Your objective:
Find the lines holding the string "FINGERS" in the data, then copy all of them.

--------------------------------

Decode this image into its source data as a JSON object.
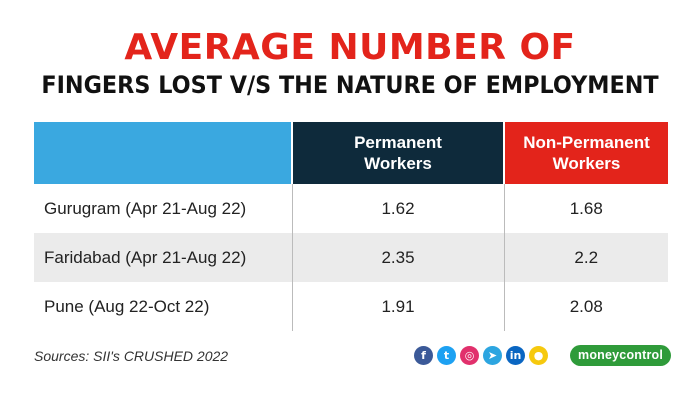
{
  "title_line1": "AVERAGE NUMBER OF",
  "title_line2": "FINGERS LOST V/S THE NATURE OF EMPLOYMENT",
  "chart_data": {
    "type": "table",
    "title": "AVERAGE NUMBER OF FINGERS LOST V/S THE NATURE OF EMPLOYMENT",
    "columns": [
      "",
      "Permanent\nWorkers",
      "Non-Permanent\nWorkers"
    ],
    "rows": [
      {
        "label": "Gurugram (Apr 21-Aug 22)",
        "values": [
          "1.62",
          "1.68"
        ]
      },
      {
        "label": "Faridabad (Apr 21-Aug 22)",
        "values": [
          "2.35",
          "2.2"
        ]
      },
      {
        "label": "Pune (Aug 22-Oct 22)",
        "values": [
          "1.91",
          "2.08"
        ]
      }
    ]
  },
  "sources": "Sources: SII's CRUSHED 2022",
  "social_icons": [
    "facebook-icon",
    "twitter-icon",
    "instagram-icon",
    "telegram-icon",
    "linkedin-icon",
    "koo-icon"
  ],
  "social_glyphs": [
    "f",
    "t",
    "◎",
    "➤",
    "in",
    "●"
  ],
  "brand": "moneycontrol",
  "colors": {
    "title_red": "#e3241b",
    "header_blue": "#3aa8e0",
    "header_navy": "#0e2a3b",
    "header_red": "#e3241b",
    "row_shade": "#ebebeb",
    "brand_green": "#2f9b3a",
    "social": [
      "#3b5998",
      "#1da1f2",
      "#e1306c",
      "#2ca5e0",
      "#0a66c2",
      "#f6c90e"
    ]
  }
}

--------------------------------

Solution:
  "title_line2": "FINGERS LOST V/S THE NATURE OF EMPLOYMENT",
    "title": "AVERAGE NUMBER OF FINGERS LOST V/S THE NATURE OF EMPLOYMENT",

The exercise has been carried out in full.